** Start Dataset records **

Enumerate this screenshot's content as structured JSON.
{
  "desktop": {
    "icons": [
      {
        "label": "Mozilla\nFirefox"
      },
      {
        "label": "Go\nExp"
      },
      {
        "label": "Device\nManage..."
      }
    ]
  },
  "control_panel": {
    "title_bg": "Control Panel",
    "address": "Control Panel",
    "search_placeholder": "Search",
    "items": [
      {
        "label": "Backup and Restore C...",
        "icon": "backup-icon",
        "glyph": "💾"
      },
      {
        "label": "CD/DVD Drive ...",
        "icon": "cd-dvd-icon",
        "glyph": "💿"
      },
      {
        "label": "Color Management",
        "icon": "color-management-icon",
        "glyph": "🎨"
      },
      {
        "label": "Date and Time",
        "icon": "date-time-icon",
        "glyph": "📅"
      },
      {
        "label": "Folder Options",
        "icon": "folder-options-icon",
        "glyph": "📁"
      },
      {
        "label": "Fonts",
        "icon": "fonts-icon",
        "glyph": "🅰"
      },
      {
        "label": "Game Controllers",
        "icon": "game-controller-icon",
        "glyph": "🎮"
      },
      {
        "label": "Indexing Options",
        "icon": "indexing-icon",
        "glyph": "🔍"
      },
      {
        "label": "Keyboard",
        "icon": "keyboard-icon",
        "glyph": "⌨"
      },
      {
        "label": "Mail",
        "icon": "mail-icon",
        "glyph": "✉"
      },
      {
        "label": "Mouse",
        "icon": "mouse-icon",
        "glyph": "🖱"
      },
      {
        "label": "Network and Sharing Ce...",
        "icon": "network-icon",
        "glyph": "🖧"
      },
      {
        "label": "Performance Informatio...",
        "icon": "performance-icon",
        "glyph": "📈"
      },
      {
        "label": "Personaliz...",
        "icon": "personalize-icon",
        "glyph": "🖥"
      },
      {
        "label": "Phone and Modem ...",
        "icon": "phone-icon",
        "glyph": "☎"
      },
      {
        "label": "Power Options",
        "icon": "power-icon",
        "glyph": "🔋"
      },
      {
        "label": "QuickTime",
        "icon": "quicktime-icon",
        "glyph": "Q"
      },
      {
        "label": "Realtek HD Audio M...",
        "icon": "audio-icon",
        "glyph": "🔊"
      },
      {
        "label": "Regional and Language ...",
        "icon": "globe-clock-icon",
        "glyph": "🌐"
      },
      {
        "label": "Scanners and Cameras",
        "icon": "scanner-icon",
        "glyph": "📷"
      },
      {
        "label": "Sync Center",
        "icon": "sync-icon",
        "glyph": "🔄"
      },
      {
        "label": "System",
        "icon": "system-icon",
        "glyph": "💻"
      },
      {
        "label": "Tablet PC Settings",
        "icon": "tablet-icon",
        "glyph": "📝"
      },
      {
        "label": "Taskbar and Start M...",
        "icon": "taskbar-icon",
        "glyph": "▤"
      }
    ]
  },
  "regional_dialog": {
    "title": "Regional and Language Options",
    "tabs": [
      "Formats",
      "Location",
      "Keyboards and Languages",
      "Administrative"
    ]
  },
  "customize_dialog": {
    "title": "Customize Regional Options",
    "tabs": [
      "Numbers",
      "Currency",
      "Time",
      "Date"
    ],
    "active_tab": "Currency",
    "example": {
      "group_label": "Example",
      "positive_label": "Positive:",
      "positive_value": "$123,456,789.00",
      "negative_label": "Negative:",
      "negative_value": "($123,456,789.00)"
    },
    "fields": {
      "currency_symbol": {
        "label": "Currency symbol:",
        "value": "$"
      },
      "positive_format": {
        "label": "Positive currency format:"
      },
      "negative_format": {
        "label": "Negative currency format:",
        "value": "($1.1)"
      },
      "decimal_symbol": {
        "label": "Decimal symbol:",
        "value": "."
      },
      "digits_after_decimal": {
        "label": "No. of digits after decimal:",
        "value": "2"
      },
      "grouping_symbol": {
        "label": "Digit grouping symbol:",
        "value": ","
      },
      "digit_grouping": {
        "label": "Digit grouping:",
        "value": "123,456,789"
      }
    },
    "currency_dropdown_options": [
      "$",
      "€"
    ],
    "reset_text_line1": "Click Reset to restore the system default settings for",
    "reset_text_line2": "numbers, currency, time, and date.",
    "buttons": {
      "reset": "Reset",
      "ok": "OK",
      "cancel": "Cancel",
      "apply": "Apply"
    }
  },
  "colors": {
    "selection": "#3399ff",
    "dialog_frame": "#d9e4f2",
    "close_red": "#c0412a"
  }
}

** End Dataset records **

Task description> Word for word, write out all of the data above.

The reply>
Enumerate this screenshot's content as structured JSON.
{
  "desktop": {
    "icons": [
      {
        "label": "Mozilla\nFirefox"
      },
      {
        "label": "Go\nExp"
      },
      {
        "label": "Device\nManage..."
      }
    ]
  },
  "control_panel": {
    "title_bg": "Control Panel",
    "address": "Control Panel",
    "search_placeholder": "Search",
    "items": [
      {
        "label": "Backup and Restore C...",
        "icon": "backup-icon",
        "glyph": "💾"
      },
      {
        "label": "CD/DVD Drive ...",
        "icon": "cd-dvd-icon",
        "glyph": "💿"
      },
      {
        "label": "Color Management",
        "icon": "color-management-icon",
        "glyph": "🎨"
      },
      {
        "label": "Date and Time",
        "icon": "date-time-icon",
        "glyph": "📅"
      },
      {
        "label": "Folder Options",
        "icon": "folder-options-icon",
        "glyph": "📁"
      },
      {
        "label": "Fonts",
        "icon": "fonts-icon",
        "glyph": "🅰"
      },
      {
        "label": "Game Controllers",
        "icon": "game-controller-icon",
        "glyph": "🎮"
      },
      {
        "label": "Indexing Options",
        "icon": "indexing-icon",
        "glyph": "🔍"
      },
      {
        "label": "Keyboard",
        "icon": "keyboard-icon",
        "glyph": "⌨"
      },
      {
        "label": "Mail",
        "icon": "mail-icon",
        "glyph": "✉"
      },
      {
        "label": "Mouse",
        "icon": "mouse-icon",
        "glyph": "🖱"
      },
      {
        "label": "Network and Sharing Ce...",
        "icon": "network-icon",
        "glyph": "🖧"
      },
      {
        "label": "Performance Informatio...",
        "icon": "performance-icon",
        "glyph": "📈"
      },
      {
        "label": "Personaliz...",
        "icon": "personalize-icon",
        "glyph": "🖥"
      },
      {
        "label": "Phone and Modem ...",
        "icon": "phone-icon",
        "glyph": "☎"
      },
      {
        "label": "Power Options",
        "icon": "power-icon",
        "glyph": "🔋"
      },
      {
        "label": "QuickTime",
        "icon": "quicktime-icon",
        "glyph": "Q"
      },
      {
        "label": "Realtek HD Audio M...",
        "icon": "audio-icon",
        "glyph": "🔊"
      },
      {
        "label": "Regional and Language ...",
        "icon": "globe-clock-icon",
        "glyph": "🌐"
      },
      {
        "label": "Scanners and Cameras",
        "icon": "scanner-icon",
        "glyph": "📷"
      },
      {
        "label": "Sync Center",
        "icon": "sync-icon",
        "glyph": "🔄"
      },
      {
        "label": "System",
        "icon": "system-icon",
        "glyph": "💻"
      },
      {
        "label": "Tablet PC Settings",
        "icon": "tablet-icon",
        "glyph": "📝"
      },
      {
        "label": "Taskbar and Start M...",
        "icon": "taskbar-icon",
        "glyph": "▤"
      }
    ]
  },
  "regional_dialog": {
    "title": "Regional and Language Options",
    "tabs": [
      "Formats",
      "Location",
      "Keyboards and Languages",
      "Administrative"
    ]
  },
  "customize_dialog": {
    "title": "Customize Regional Options",
    "tabs": [
      "Numbers",
      "Currency",
      "Time",
      "Date"
    ],
    "active_tab": "Currency",
    "example": {
      "group_label": "Example",
      "positive_label": "Positive:",
      "positive_value": "$123,456,789.00",
      "negative_label": "Negative:",
      "negative_value": "($123,456,789.00)"
    },
    "fields": {
      "currency_symbol": {
        "label": "Currency symbol:",
        "value": "$"
      },
      "positive_format": {
        "label": "Positive currency format:"
      },
      "negative_format": {
        "label": "Negative currency format:",
        "value": "($1.1)"
      },
      "decimal_symbol": {
        "label": "Decimal symbol:",
        "value": "."
      },
      "digits_after_decimal": {
        "label": "No. of digits after decimal:",
        "value": "2"
      },
      "grouping_symbol": {
        "label": "Digit grouping symbol:",
        "value": ","
      },
      "digit_grouping": {
        "label": "Digit grouping:",
        "value": "123,456,789"
      }
    },
    "currency_dropdown_options": [
      "$",
      "€"
    ],
    "reset_text_line1": "Click Reset to restore the system default settings for",
    "reset_text_line2": "numbers, currency, time, and date.",
    "buttons": {
      "reset": "Reset",
      "ok": "OK",
      "cancel": "Cancel",
      "apply": "Apply"
    }
  },
  "colors": {
    "selection": "#3399ff",
    "dialog_frame": "#d9e4f2",
    "close_red": "#c0412a"
  }
}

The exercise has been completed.